(Entradas de elementos con recuadro)
###

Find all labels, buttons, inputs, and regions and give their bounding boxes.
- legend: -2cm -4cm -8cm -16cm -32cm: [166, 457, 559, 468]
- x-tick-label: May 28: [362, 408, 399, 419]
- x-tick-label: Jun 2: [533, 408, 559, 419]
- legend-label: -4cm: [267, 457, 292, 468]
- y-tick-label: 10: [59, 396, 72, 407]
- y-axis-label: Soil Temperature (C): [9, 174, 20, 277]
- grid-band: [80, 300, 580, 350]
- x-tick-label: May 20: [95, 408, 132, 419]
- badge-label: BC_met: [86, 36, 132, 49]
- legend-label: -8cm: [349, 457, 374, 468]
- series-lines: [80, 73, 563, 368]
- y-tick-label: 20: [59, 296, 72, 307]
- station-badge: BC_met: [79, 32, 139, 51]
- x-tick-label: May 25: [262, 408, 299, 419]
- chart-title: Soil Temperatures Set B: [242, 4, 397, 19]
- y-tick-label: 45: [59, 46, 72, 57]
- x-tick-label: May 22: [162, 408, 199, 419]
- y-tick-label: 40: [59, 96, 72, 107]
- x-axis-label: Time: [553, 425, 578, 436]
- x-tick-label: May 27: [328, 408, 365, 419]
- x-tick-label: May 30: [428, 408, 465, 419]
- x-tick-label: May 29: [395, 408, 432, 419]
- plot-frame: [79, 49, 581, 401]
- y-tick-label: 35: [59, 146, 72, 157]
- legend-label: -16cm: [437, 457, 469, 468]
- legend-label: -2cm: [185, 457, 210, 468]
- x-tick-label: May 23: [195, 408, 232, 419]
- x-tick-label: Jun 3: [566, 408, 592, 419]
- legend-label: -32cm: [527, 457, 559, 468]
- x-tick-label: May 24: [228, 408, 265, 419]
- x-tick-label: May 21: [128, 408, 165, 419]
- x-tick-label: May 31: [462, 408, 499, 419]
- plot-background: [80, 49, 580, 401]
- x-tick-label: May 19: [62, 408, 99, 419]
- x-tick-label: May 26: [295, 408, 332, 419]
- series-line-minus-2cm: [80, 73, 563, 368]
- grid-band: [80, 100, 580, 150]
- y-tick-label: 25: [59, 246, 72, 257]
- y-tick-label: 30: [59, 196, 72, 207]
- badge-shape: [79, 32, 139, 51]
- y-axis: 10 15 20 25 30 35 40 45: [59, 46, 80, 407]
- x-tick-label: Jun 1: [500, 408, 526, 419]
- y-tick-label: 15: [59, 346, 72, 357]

###

> Trabajo solicitado:
Convierta en una tabla Markdown las líneas del listado, comenzando al inicio del listado y terminando en la línea que contiene "- station-badge: BC_met: [79, 32, 139, 51]", ambas incluidas. Use las columnas N.º, con el número de fila, y Línea, con el texto de cada línea, y omita las líneas en blanco.

> Respuesta escrita:
| N.º | Línea |
|---|---|
| 1 | Find all labels, buttons, inputs, and regions and give their bounding boxes. |
| 2 | - legend: -2cm -4cm -8cm -16cm -32cm: [166, 457, 559, 468] |
| 3 | - x-tick-label: May 28: [362, 408, 399, 419] |
| 4 | - x-tick-label: Jun 2: [533, 408, 559, 419] |
| 5 | - legend-label: -4cm: [267, 457, 292, 468] |
| 6 | - y-tick-label: 10: [59, 396, 72, 407] |
| 7 | - y-axis-label: Soil Temperature (C): [9, 174, 20, 277] |
| 8 | - grid-band: [80, 300, 580, 350] |
| 9 | - x-tick-label: May 20: [95, 408, 132, 419] |
| 10 | - badge-label: BC_met: [86, 36, 132, 49] |
| 11 | - legend-label: -8cm: [349, 457, 374, 468] |
| 12 | - series-lines: [80, 73, 563, 368] |
| 13 | - y-tick-label: 20: [59, 296, 72, 307] |
| 14 | - station-badge: BC_met: [79, 32, 139, 51] |